What is needed:
Determine how many lines of the material hold the string "реинжиниринга" and reply with only that number.

Material for this task:
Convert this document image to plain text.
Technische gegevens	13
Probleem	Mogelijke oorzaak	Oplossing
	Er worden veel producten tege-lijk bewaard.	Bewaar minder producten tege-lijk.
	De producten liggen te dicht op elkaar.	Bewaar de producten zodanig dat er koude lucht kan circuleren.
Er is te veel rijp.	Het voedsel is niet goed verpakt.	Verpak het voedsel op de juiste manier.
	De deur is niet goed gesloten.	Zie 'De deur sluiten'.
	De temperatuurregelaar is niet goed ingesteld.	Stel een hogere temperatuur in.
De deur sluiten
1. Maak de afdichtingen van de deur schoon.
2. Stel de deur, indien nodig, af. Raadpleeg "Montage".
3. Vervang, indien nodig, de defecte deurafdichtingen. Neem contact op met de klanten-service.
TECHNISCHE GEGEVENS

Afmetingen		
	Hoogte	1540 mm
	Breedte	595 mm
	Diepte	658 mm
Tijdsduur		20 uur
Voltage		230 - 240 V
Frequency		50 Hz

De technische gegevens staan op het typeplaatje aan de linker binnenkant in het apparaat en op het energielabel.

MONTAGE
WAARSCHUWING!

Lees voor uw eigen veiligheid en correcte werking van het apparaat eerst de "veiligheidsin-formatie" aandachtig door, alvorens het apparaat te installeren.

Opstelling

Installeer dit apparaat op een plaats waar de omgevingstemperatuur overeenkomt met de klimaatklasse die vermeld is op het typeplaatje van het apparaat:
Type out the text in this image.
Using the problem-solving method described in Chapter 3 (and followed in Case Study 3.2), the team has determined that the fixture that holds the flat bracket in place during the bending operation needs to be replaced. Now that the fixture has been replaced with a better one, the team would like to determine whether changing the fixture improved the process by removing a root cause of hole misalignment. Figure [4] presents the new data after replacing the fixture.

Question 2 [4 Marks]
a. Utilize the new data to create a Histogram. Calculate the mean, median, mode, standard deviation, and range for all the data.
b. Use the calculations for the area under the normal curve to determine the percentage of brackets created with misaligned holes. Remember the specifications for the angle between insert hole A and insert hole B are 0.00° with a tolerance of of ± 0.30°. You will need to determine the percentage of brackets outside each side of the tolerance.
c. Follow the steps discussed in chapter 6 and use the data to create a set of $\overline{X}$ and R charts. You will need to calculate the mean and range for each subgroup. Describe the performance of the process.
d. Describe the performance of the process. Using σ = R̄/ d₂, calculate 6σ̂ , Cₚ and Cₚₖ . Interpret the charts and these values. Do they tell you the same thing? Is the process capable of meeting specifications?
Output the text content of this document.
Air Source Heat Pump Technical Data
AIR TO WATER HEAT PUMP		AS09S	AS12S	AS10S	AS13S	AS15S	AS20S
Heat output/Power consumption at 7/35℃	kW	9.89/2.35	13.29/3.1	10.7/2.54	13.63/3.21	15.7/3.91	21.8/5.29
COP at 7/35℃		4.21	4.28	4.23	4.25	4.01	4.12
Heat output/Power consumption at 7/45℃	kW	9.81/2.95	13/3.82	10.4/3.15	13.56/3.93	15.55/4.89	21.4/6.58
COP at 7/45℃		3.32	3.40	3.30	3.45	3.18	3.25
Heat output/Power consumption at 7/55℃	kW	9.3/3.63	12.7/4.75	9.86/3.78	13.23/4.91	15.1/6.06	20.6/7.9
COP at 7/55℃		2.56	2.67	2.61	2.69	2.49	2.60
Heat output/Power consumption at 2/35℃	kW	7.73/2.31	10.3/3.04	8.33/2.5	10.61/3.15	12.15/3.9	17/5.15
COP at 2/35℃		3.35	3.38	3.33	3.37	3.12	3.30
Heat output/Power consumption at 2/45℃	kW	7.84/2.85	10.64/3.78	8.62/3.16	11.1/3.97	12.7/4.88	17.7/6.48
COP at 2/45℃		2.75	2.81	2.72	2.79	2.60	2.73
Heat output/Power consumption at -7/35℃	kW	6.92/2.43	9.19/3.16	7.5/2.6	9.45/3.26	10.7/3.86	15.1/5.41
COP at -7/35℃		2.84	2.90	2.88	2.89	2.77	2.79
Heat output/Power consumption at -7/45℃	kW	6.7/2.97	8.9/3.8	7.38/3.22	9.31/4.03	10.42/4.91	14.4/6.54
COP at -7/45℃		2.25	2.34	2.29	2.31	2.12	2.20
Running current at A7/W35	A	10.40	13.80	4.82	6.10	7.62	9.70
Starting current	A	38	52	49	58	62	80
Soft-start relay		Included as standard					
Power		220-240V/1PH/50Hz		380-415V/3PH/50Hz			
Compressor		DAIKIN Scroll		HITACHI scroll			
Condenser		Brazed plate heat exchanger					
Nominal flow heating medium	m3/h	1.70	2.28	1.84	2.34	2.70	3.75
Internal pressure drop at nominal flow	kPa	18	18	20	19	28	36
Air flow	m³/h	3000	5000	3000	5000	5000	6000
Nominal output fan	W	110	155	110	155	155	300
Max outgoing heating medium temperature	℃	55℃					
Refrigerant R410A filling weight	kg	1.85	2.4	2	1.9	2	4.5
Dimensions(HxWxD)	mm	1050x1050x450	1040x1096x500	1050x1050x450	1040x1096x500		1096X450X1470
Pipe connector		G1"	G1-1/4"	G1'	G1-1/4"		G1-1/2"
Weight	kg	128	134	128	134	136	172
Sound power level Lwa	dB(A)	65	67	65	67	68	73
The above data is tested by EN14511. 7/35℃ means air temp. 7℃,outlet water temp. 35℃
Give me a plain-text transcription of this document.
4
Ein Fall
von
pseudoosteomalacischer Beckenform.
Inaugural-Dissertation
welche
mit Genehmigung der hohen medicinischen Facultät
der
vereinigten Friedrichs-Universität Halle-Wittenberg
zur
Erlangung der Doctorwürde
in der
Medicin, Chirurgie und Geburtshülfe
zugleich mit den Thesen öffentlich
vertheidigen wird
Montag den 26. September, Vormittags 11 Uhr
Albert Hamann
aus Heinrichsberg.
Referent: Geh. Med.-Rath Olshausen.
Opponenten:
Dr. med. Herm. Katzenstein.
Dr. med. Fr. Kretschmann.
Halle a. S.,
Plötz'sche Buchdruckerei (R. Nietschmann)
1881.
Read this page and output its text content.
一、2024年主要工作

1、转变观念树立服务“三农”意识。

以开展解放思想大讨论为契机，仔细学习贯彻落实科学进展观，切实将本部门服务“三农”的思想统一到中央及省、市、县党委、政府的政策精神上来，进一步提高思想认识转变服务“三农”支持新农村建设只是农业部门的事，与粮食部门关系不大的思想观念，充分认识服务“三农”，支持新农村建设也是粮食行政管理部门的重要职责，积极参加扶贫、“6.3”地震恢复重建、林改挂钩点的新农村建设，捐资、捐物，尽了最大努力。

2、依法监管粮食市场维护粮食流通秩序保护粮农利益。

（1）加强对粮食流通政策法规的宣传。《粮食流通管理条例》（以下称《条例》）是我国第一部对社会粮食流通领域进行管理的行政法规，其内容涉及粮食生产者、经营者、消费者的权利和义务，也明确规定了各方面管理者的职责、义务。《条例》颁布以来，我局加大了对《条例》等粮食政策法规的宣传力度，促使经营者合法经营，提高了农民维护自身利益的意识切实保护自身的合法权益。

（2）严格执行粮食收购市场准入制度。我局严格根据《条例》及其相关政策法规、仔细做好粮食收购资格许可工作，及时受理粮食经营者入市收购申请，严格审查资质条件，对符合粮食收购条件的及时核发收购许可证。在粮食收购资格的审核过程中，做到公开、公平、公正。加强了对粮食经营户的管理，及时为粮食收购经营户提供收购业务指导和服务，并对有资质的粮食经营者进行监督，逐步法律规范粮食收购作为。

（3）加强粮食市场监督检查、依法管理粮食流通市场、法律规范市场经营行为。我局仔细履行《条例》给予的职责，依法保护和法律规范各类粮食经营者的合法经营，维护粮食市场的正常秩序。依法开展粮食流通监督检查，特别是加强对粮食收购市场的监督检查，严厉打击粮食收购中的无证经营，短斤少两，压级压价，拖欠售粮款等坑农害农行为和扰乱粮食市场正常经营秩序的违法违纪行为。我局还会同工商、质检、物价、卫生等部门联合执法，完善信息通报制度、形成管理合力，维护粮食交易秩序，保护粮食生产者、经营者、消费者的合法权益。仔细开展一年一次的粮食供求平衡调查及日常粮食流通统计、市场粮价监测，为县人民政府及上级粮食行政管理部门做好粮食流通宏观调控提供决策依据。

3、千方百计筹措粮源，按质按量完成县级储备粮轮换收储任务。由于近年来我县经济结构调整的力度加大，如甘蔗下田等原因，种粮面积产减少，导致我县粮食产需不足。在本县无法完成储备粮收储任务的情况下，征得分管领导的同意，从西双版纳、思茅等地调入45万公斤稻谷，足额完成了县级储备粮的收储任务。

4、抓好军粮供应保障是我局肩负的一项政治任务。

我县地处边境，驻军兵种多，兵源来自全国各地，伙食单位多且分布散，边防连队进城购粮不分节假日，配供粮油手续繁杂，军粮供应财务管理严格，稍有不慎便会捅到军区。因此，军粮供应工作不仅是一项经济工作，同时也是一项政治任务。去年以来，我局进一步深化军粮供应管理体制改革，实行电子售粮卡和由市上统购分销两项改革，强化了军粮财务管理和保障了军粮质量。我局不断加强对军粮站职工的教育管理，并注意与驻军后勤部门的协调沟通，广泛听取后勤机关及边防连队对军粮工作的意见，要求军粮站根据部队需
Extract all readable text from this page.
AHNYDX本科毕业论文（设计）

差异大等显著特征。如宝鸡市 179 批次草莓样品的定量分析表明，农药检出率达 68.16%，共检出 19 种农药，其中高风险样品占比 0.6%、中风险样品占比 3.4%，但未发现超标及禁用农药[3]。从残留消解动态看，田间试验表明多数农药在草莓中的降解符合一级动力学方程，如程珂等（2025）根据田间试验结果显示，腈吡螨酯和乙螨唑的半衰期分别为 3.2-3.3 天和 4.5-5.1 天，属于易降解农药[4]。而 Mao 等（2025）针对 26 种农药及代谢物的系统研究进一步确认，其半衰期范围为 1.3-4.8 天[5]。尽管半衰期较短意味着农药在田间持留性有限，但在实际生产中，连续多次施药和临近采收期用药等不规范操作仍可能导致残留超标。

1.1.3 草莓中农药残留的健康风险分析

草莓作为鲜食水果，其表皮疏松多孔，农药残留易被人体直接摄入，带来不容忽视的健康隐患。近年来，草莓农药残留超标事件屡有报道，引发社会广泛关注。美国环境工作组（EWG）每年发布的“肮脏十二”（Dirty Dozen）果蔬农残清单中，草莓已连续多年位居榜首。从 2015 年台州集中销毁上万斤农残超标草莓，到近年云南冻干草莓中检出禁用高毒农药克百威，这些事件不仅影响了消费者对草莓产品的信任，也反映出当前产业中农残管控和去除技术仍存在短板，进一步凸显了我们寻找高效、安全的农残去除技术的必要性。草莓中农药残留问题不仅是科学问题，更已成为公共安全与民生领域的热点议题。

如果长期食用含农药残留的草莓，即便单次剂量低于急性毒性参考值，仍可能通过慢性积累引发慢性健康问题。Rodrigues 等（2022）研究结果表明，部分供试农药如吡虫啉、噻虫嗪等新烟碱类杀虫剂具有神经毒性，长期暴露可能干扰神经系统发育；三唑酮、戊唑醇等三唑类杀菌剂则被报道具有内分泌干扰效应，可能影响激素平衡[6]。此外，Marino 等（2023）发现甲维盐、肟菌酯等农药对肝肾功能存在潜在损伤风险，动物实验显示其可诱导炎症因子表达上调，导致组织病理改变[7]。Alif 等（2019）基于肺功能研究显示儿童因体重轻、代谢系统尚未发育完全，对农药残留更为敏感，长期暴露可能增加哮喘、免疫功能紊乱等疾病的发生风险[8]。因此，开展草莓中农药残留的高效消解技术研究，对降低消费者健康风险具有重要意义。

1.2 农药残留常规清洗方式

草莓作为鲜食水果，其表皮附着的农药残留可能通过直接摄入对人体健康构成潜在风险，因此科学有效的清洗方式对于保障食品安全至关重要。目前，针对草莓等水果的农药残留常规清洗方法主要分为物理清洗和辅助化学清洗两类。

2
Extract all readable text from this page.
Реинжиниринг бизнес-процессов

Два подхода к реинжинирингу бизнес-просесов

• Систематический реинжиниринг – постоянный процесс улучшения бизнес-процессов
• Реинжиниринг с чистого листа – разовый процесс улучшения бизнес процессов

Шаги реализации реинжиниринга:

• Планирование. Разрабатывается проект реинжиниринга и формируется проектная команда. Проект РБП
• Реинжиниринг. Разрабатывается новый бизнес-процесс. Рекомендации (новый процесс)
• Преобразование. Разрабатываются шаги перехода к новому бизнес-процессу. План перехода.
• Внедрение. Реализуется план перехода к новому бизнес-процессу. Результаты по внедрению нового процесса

Response to this task:
2